**DATA LINES:**
═══
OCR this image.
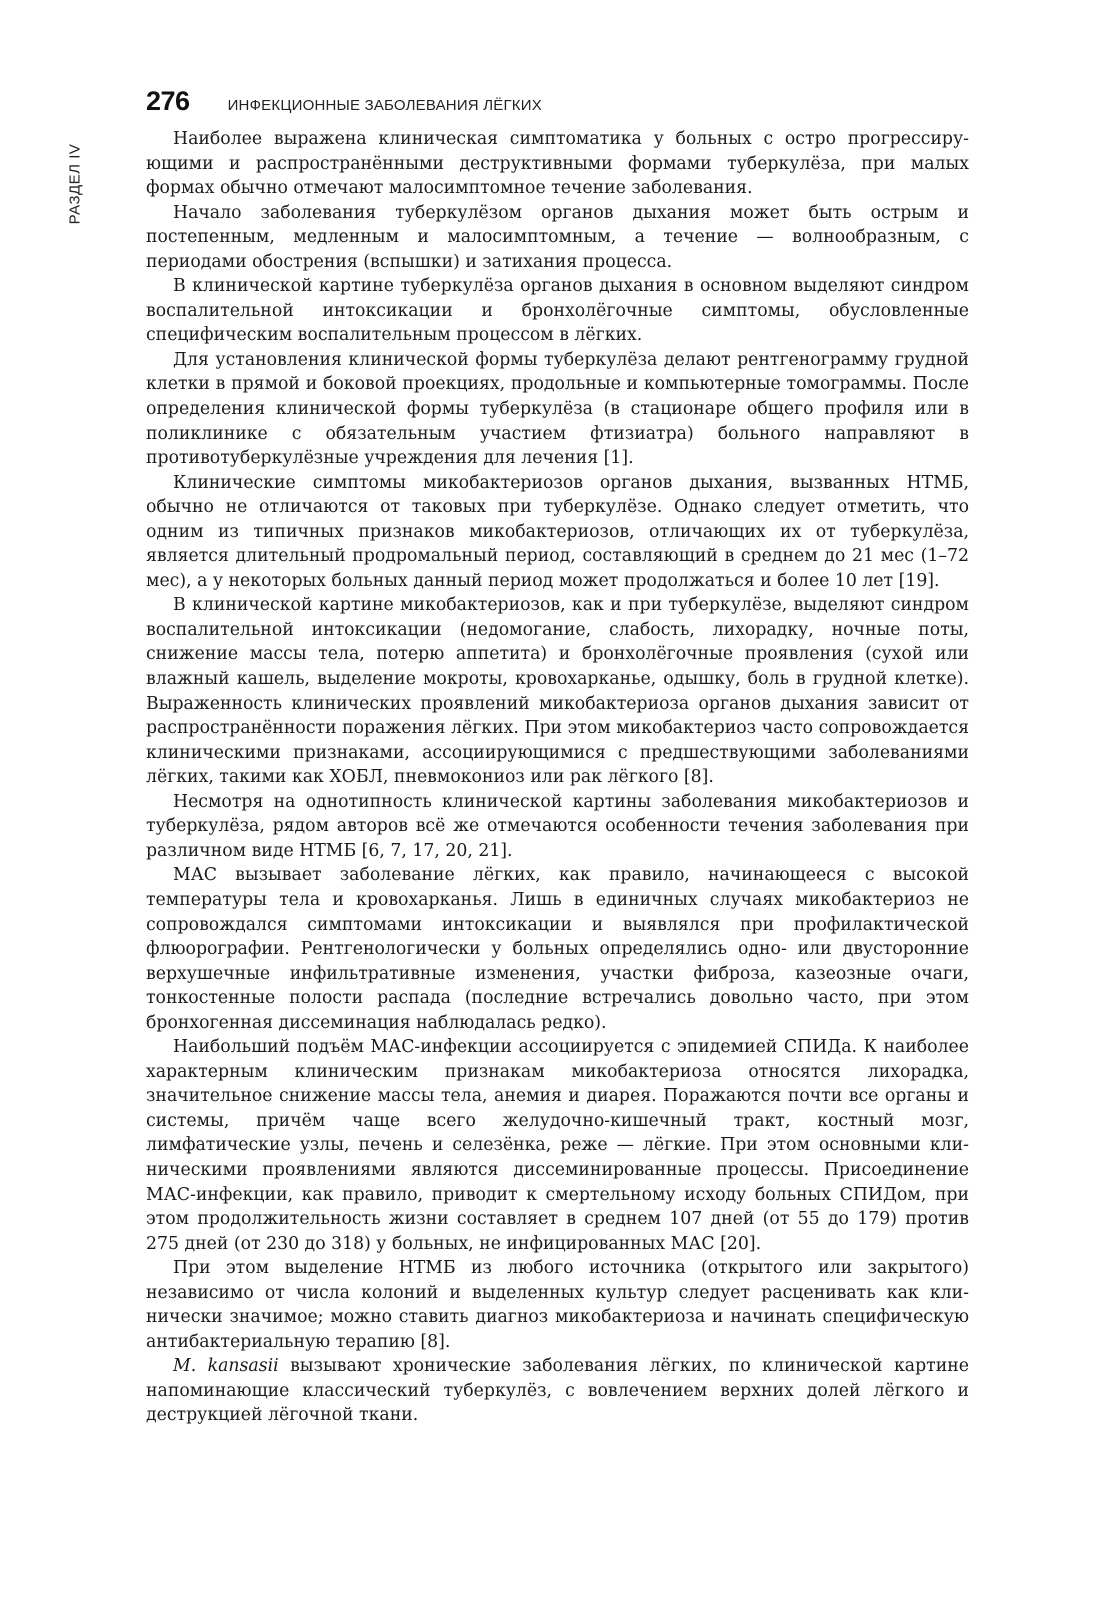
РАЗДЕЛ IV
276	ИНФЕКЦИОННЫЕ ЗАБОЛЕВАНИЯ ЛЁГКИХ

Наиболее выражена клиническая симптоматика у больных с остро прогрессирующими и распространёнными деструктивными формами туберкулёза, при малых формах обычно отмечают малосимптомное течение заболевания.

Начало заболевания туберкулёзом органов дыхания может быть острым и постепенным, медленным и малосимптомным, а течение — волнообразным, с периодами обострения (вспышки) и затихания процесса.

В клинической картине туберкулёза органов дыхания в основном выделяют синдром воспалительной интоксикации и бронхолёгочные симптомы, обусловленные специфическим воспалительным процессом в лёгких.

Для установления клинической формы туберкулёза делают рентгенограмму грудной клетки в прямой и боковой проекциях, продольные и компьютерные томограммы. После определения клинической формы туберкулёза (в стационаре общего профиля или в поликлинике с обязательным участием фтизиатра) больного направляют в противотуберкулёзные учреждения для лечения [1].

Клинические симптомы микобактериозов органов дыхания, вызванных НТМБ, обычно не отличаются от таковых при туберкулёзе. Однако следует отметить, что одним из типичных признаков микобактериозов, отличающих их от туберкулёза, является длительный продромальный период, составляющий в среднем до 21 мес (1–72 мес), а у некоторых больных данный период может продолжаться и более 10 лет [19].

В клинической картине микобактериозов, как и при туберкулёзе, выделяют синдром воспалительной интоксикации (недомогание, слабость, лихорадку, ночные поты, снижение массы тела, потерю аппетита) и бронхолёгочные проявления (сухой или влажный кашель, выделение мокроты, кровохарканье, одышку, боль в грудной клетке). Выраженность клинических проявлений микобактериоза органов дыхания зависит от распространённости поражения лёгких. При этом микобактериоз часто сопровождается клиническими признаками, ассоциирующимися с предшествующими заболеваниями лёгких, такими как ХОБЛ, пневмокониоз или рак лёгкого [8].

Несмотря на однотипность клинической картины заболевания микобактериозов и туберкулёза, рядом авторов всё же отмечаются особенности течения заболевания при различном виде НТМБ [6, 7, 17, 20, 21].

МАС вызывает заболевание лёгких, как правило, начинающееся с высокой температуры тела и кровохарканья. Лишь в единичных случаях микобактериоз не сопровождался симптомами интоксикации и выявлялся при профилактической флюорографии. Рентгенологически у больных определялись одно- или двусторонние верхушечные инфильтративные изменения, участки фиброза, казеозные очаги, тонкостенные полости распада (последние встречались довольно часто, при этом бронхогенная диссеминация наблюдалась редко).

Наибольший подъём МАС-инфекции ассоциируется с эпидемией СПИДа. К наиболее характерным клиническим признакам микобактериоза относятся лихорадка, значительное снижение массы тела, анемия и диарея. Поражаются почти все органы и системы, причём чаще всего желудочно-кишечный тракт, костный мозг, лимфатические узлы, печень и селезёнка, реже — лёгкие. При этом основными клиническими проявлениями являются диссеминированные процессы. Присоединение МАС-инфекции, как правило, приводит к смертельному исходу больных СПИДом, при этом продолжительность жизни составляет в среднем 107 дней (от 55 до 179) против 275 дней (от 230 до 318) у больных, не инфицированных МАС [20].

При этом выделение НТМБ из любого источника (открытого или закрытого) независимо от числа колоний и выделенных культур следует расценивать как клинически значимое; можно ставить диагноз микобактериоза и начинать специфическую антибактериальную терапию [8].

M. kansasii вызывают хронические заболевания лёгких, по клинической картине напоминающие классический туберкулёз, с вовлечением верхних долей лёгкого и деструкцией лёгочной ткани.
═══
List all lines from the entries that include the word "НТМБ".

Клинические симптомы микобактериозов органов дыхания, вызванных НТМБ, обычно не отличаются от таковых при туберкулёзе. Однако следует отметить, что одним из типичных признаков микобактериозов, отличающих их от туберкулёза, является длительный продромальный период, составляющий в среднем до 21 мес (1–72 мес), а у некоторых больных данный период может продолжаться и более 10 лет [19].
Несмотря на однотипность клинической картины заболевания микобактериозов и туберкулёза, рядом авторов всё же отмечаются особенности течения заболевания при различном виде НТМБ [6, 7, 17, 20, 21].
При этом выделение НТМБ из любого источника (открытого или закрытого) независимо от числа колоний и выделенных культур следует расценивать как клинически значимое; можно ставить диагноз микобактериоза и начинать специфическую антибактериальную терапию [8].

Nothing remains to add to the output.